(Do this)
Pictures should be excluded; otherwise, copy every entry exactly.

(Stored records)
____

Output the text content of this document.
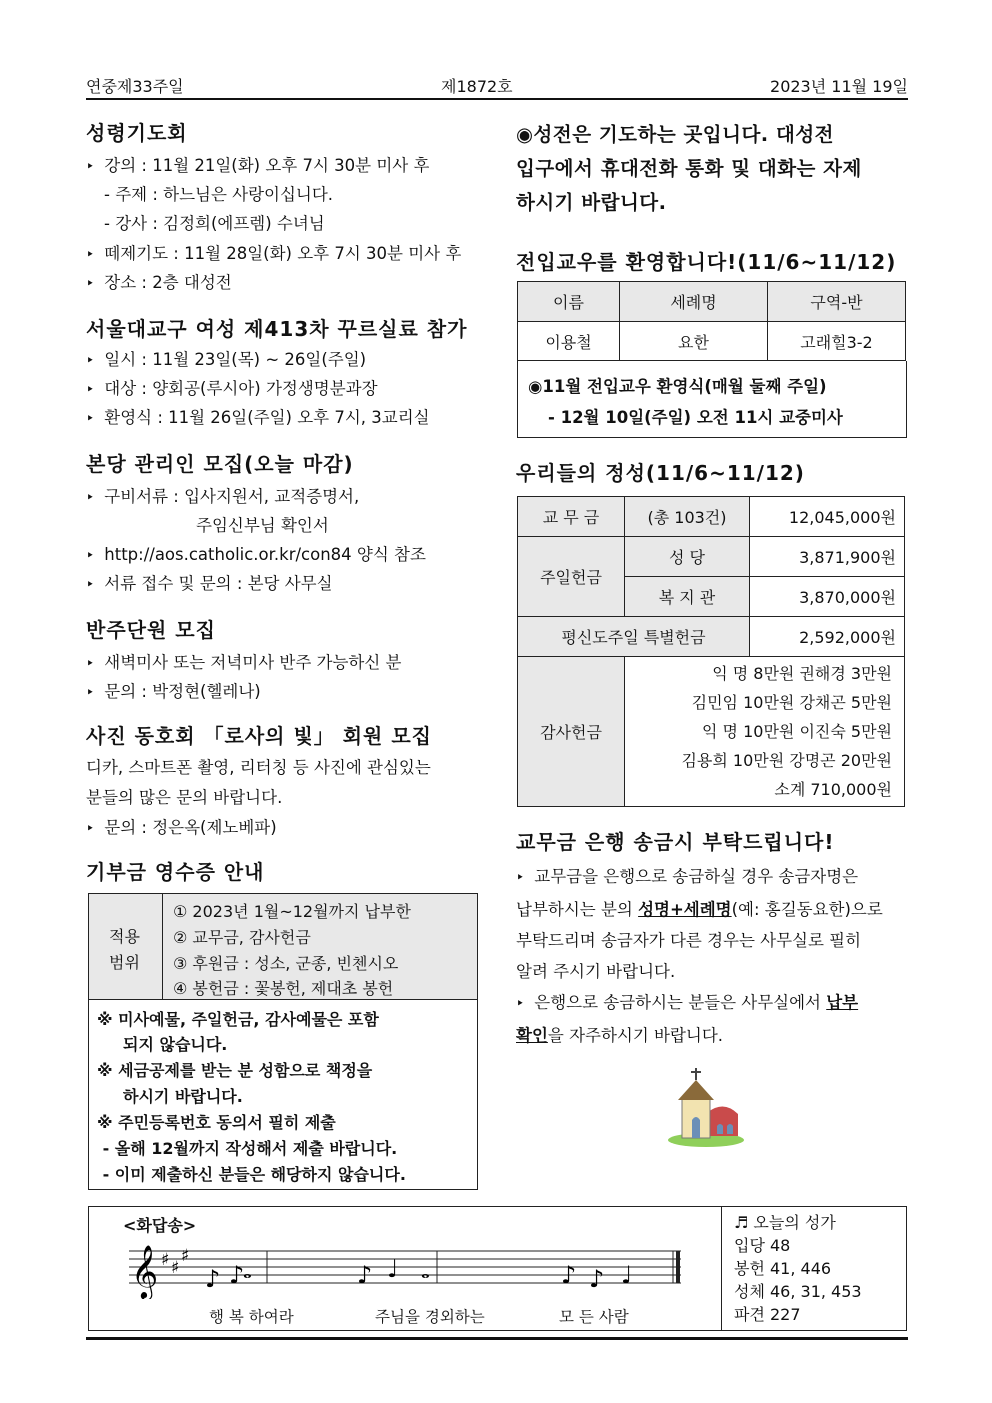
연중제33주일	제1872호	2023년 11월 19일
성령기도회
‣ 강의 : 11월 21일(화) 오후 7시 30분 미사 후
- 주제 : 하느님은 사랑이십니다.
- 강사 : 김정희(에프렘) 수녀님
‣ 떼제기도 : 11월 28일(화) 오후 7시 30분 미사 후
‣ 장소 : 2층 대성전
서울대교구 여성 제413차 꾸르실료 참가
‣ 일시 : 11월 23일(목) ~ 26일(주일)
‣ 대상 : 양회공(루시아) 가정생명분과장
‣ 환영식 : 11월 26일(주일) 오후 7시, 3교리실
본당 관리인 모집(오늘 마감)
‣ 구비서류 : 입사지원서, 교적증명서,
주임신부님 확인서
‣ http://aos.catholic.or.kr/con84 양식 참조
‣ 서류 접수 및 문의 : 본당 사무실
반주단원 모집
‣ 새벽미사 또는 저녁미사 반주 가능하신 분
‣ 문의 : 박정현(헬레나)
사진 동호회 「로사의 빛」 회원 모집
디카, 스마트폰 촬영, 리터칭 등 사진에 관심있는
분들의 많은 문의 바랍니다.
‣ 문의 : 정은옥(제노베파)
기부금 영수증 안내
적용
범위
① 2023년 1월~12월까지 납부한
② 교무금, 감사헌금
③ 후원금 : 성소, 군종, 빈첸시오
④ 봉헌금 : 꽃봉헌, 제대초 봉헌
※ 미사예물, 주일헌금, 감사예물은 포함
되지 않습니다.
※ 세금공제를 받는 분 성함으로 책정을
하시기 바랍니다.
※ 주민등록번호 동의서 필히 제출
- 올해 12월까지 작성해서 제출 바랍니다.
- 이미 제출하신 분들은 해당하지 않습니다.
◉성전은 기도하는 곳입니다. 대성전
입구에서 휴대전화 통화 및 대화는 자제
하시기 바랍니다.
전입교우를 환영합니다!(11/6~11/12)
이름	세례명	구역-반
이용철	요한	고래힐3-2
◉11월 전입교우 환영식(매월 둘째 주일)
- 12월 10일(주일) 오전 11시 교중미사
우리들의 정성(11/6~11/12)
교 무 금	(총 103건)	12,045,000원
주일헌금	성 당	3,871,900원
	복 지 관	3,870,000원
평신도주일 특별헌금		2,592,000원
감사헌금	익 명 8만원 권해경 3만원
김민임 10만원 강채곤 5만원
익 명 10만원 이진숙 5만원
김용희 10만원 강명곤 20만원
소계 710,000원	
교무금 은행 송금시 부탁드립니다!
‣ 교무금을 은행으로 송금하실 경우 송금자명은
납부하시는 분의 성명+세례명(예: 홍길동요한)으로
부탁드리며 송금자가 다른 경우는 사무실로 필히
알려 주시기 바랍니다.
‣ 은행으로 송금하시는 분들은 사무실에서 납부
확인을 자주하시기 바랍니다.
<화답송>
𝄞 ♯ ♯
♯
♪ ♪
𝅝	♪ ♩ 𝅝	♪ ♪ ♩
행 복 하여라	주님을 경외하는	모 든 사람
♬ 오늘의 성가
입당 48
봉헌 41, 446
성체 46, 31, 453
파견 227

____

(Final answer)
Output the text content of this document.
연중제33주일	제1872호	2023년 11월 19일
성령기도회
‣ 강의 : 11월 21일(화) 오후 7시 30분 미사 후
- 주제 : 하느님은 사랑이십니다.
- 강사 : 김정희(에프렘) 수녀님
‣ 떼제기도 : 11월 28일(화) 오후 7시 30분 미사 후
‣ 장소 : 2층 대성전
서울대교구 여성 제413차 꾸르실료 참가
‣ 일시 : 11월 23일(목) ~ 26일(주일)
‣ 대상 : 양회공(루시아) 가정생명분과장
‣ 환영식 : 11월 26일(주일) 오후 7시, 3교리실
본당 관리인 모집(오늘 마감)
‣ 구비서류 : 입사지원서, 교적증명서,
주임신부님 확인서
‣ http://aos.catholic.or.kr/con84 양식 참조
‣ 서류 접수 및 문의 : 본당 사무실
반주단원 모집
‣ 새벽미사 또는 저녁미사 반주 가능하신 분
‣ 문의 : 박정현(헬레나)
사진 동호회 「로사의 빛」 회원 모집
디카, 스마트폰 촬영, 리터칭 등 사진에 관심있는
분들의 많은 문의 바랍니다.
‣ 문의 : 정은옥(제노베파)
기부금 영수증 안내
적용
범위
① 2023년 1월~12월까지 납부한
② 교무금, 감사헌금
③ 후원금 : 성소, 군종, 빈첸시오
④ 봉헌금 : 꽃봉헌, 제대초 봉헌
※ 미사예물, 주일헌금, 감사예물은 포함
되지 않습니다.
※ 세금공제를 받는 분 성함으로 책정을
하시기 바랍니다.
※ 주민등록번호 동의서 필히 제출
- 올해 12월까지 작성해서 제출 바랍니다.
- 이미 제출하신 분들은 해당하지 않습니다.
◉성전은 기도하는 곳입니다. 대성전
입구에서 휴대전화 통화 및 대화는 자제
하시기 바랍니다.
전입교우를 환영합니다!(11/6~11/12)
이름	세례명	구역-반
이용철	요한	고래힐3-2
◉11월 전입교우 환영식(매월 둘째 주일)
- 12월 10일(주일) 오전 11시 교중미사
우리들의 정성(11/6~11/12)
교 무 금	(총 103건)	12,045,000원
주일헌금	성 당	3,871,900원
	복 지 관	3,870,000원
평신도주일 특별헌금		2,592,000원
감사헌금	익 명 8만원 권해경 3만원
김민임 10만원 강채곤 5만원
익 명 10만원 이진숙 5만원
김용희 10만원 강명곤 20만원
소계 710,000원	
교무금 은행 송금시 부탁드립니다!
‣ 교무금을 은행으로 송금하실 경우 송금자명은
납부하시는 분의 성명+세례명(예: 홍길동요한)으로
부탁드리며 송금자가 다른 경우는 사무실로 필히
알려 주시기 바랍니다.
‣ 은행으로 송금하시는 분들은 사무실에서 납부
확인을 자주하시기 바랍니다.
<화답송>
𝄞 ♯ ♯
♯
♪ ♪
𝅝	♪ ♩ 𝅝	♪ ♪ ♩
행 복 하여라	주님을 경외하는	모 든 사람
♬ 오늘의 성가
입당 48
봉헌 41, 446
성체 46, 31, 453
파견 227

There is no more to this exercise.